● Figure content listings:
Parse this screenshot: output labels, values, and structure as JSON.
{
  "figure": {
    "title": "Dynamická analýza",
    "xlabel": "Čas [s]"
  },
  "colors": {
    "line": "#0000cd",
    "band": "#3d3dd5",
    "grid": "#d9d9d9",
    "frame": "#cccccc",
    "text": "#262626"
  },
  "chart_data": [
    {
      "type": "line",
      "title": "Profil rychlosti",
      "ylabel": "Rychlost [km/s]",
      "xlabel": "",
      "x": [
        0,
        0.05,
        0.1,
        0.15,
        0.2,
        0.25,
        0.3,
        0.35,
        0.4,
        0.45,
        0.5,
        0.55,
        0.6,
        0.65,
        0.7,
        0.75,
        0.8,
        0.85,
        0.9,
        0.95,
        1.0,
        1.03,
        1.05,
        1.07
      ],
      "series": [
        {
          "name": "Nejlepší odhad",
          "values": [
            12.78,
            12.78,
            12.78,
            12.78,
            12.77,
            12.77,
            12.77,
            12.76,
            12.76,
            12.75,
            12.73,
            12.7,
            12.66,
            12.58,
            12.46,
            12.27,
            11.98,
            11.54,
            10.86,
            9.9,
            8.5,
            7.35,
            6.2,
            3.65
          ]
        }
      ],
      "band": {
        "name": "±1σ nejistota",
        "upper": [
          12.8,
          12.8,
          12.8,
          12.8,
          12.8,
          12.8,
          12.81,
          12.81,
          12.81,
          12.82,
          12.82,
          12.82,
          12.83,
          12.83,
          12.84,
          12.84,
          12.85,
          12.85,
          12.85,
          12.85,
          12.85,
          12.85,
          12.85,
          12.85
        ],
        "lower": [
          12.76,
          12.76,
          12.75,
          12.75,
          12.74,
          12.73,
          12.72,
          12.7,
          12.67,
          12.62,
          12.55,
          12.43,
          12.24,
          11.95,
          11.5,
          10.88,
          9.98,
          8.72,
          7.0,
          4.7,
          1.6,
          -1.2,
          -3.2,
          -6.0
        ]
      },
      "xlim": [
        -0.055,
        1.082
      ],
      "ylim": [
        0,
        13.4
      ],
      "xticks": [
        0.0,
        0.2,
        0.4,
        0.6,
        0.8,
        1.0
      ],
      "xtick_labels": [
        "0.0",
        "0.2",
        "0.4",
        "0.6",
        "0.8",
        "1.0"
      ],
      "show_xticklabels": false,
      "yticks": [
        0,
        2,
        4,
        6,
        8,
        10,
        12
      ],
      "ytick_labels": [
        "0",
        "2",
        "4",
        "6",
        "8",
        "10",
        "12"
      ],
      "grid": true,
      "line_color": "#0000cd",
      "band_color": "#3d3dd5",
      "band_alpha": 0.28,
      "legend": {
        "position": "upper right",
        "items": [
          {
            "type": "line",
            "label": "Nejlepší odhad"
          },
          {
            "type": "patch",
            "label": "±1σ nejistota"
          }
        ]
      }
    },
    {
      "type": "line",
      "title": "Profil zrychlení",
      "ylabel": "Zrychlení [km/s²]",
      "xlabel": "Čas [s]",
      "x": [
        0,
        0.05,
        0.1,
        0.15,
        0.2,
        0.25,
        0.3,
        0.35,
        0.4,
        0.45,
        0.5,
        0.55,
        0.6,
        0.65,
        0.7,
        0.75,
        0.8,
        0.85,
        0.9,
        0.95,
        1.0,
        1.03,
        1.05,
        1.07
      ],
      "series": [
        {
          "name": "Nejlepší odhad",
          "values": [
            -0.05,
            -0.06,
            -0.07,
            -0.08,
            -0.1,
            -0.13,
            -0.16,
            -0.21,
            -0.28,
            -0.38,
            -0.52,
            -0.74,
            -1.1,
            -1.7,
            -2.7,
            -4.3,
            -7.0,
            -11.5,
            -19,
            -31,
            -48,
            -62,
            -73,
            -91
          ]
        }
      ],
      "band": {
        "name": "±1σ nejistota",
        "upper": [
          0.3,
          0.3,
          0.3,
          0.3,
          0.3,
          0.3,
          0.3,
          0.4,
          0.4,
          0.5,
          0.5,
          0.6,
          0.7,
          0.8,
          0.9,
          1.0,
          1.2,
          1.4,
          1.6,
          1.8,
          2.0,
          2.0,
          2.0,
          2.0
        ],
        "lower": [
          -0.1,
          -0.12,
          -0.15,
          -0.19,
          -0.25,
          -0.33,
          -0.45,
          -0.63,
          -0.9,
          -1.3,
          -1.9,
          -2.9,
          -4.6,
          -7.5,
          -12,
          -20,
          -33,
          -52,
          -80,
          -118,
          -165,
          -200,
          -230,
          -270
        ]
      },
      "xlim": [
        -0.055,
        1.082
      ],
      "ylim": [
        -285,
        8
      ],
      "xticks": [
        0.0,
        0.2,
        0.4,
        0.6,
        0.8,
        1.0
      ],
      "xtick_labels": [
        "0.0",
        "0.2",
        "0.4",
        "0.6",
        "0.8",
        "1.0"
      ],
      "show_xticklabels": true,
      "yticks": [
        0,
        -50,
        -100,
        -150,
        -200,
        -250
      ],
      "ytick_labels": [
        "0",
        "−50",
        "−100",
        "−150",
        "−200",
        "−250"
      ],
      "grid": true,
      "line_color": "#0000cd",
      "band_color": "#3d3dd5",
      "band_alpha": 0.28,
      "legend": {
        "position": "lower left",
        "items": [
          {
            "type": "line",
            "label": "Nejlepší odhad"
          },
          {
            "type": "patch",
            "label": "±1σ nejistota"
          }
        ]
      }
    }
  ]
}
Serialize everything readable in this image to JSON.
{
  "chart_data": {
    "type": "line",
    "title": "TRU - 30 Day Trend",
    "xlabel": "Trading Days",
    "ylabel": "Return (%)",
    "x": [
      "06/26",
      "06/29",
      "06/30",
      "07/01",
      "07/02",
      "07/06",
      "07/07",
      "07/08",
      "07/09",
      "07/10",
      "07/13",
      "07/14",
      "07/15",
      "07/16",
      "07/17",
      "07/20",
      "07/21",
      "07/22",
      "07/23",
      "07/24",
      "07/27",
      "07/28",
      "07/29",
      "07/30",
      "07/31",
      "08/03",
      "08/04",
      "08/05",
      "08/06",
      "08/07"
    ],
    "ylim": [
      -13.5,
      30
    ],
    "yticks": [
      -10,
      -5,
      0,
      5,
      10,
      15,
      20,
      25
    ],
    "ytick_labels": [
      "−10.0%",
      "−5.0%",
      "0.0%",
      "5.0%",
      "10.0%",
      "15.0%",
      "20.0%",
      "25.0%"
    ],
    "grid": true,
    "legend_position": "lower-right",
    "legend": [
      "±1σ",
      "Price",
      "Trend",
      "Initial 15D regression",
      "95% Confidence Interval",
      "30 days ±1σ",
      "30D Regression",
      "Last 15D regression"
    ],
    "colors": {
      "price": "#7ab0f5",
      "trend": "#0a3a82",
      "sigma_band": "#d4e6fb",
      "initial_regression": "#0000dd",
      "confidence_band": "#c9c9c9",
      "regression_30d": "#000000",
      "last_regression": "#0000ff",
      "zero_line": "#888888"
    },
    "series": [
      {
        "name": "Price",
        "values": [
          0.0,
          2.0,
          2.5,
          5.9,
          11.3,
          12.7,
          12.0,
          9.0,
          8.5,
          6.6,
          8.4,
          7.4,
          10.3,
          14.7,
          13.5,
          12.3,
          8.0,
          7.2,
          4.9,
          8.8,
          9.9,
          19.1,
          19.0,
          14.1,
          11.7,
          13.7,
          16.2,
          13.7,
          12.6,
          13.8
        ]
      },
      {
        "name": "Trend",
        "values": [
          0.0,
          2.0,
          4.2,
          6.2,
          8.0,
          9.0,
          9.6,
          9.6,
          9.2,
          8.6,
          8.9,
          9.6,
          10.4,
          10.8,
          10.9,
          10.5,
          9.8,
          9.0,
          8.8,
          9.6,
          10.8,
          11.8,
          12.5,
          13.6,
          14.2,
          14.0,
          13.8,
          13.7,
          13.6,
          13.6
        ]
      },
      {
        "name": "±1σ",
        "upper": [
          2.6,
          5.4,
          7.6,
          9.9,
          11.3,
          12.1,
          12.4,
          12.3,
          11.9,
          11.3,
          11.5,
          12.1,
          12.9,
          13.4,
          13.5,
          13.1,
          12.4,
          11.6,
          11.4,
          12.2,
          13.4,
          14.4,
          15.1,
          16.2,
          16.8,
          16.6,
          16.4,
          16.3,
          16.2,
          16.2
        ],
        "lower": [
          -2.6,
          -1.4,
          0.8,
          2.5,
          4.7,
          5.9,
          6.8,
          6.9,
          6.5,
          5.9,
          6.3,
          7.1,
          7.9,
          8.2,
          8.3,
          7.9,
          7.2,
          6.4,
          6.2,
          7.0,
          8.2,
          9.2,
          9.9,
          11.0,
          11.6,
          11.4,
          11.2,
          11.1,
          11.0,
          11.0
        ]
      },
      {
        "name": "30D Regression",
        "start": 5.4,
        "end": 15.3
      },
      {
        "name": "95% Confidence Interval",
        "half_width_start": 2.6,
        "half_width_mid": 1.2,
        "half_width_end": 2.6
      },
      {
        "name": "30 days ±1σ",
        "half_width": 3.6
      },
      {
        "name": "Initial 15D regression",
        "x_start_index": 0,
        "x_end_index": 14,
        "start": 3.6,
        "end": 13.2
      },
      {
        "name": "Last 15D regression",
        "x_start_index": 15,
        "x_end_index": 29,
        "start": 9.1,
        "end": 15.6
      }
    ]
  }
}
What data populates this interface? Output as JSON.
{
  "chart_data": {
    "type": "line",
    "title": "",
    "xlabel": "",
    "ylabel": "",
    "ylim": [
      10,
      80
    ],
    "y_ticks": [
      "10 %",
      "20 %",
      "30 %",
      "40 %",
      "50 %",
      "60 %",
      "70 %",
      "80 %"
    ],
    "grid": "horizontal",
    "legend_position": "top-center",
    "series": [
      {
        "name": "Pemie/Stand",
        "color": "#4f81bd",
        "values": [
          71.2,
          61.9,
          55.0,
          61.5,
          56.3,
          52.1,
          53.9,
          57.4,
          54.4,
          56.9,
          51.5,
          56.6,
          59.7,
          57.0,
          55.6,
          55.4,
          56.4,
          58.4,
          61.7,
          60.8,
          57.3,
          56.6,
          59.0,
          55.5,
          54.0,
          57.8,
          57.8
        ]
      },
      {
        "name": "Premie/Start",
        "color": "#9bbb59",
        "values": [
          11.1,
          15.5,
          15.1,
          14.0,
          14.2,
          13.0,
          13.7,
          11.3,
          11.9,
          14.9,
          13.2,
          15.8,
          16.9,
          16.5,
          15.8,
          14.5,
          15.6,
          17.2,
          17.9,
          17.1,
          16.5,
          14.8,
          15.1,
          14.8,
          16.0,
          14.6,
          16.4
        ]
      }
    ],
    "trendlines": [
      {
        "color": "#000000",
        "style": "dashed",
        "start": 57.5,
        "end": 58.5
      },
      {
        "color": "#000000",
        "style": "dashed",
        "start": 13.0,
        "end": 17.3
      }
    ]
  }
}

● Aim: Whenever "Profil" turns up in a line, pick that line out.

● Expected answer:
      "title": "Profil rychlosti",
      "title": "Profil zrychlení",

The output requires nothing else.